(Data for processing)
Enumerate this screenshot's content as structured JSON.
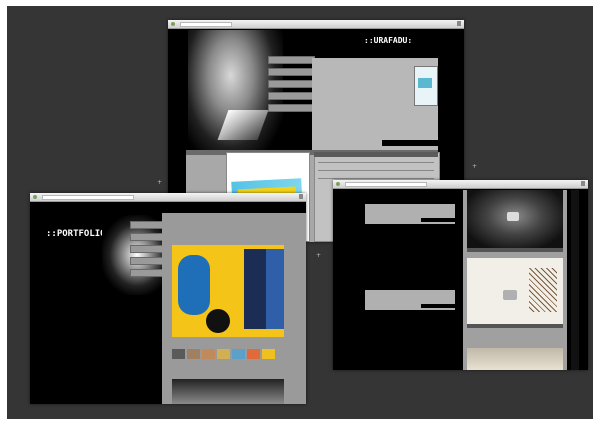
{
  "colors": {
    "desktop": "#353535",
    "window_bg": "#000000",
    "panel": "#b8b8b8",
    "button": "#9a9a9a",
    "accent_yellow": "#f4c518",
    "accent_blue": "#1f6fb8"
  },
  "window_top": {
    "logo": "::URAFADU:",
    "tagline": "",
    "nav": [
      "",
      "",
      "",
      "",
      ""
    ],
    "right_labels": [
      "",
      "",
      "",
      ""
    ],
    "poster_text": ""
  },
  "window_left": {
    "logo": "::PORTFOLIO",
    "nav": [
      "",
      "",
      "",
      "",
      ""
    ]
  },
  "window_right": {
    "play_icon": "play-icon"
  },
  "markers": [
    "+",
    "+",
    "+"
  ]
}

(The request) Restate the records word for word, omitting images.

(Complete output)
Enumerate this screenshot's content as structured JSON.
{
  "colors": {
    "desktop": "#353535",
    "window_bg": "#000000",
    "panel": "#b8b8b8",
    "button": "#9a9a9a",
    "accent_yellow": "#f4c518",
    "accent_blue": "#1f6fb8"
  },
  "window_top": {
    "logo": "::URAFADU:",
    "tagline": "",
    "nav": [
      "",
      "",
      "",
      "",
      ""
    ],
    "right_labels": [
      "",
      "",
      "",
      ""
    ],
    "poster_text": ""
  },
  "window_left": {
    "logo": "::PORTFOLIO",
    "nav": [
      "",
      "",
      "",
      "",
      ""
    ]
  },
  "window_right": {
    "play_icon": "play-icon"
  },
  "markers": [
    "+",
    "+",
    "+"
  ]
}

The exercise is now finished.